■ CHALLENGE: List all lines of the data containing the word "Development".

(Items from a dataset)
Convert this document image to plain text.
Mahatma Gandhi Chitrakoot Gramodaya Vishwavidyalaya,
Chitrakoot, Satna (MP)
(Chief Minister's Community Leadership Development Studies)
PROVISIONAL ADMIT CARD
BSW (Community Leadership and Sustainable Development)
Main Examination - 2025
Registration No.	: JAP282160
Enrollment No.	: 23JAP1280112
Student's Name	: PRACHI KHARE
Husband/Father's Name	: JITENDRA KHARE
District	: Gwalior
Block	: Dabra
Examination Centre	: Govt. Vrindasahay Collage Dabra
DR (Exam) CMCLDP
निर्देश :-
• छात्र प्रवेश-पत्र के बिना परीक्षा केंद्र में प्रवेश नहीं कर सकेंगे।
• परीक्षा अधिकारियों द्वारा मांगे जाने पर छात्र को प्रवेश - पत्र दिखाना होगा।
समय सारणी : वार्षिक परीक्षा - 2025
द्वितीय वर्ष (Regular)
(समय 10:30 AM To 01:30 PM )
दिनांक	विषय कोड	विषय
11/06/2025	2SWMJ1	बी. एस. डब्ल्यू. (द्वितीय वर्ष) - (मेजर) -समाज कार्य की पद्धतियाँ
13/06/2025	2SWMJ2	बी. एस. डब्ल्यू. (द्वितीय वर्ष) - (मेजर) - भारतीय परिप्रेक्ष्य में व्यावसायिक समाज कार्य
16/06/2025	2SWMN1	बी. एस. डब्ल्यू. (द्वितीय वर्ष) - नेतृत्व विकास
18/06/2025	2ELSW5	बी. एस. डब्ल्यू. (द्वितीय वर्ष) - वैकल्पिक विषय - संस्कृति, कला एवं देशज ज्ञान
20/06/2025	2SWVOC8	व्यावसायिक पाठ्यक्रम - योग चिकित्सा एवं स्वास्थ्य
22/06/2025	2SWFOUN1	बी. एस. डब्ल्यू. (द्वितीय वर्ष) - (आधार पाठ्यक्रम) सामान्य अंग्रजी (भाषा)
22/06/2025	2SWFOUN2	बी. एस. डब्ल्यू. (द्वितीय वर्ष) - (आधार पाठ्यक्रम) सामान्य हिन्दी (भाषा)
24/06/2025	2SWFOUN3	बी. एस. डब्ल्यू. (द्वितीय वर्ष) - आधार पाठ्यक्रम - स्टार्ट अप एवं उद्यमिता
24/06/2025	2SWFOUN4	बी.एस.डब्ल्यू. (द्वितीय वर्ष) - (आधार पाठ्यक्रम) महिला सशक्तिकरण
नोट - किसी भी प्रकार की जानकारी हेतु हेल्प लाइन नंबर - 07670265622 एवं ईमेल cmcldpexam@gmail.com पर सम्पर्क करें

■ EXERCISE RESULT:
(Chief Minister's Community Leadership Development Studies)
BSW (Community Leadership and Sustainable Development)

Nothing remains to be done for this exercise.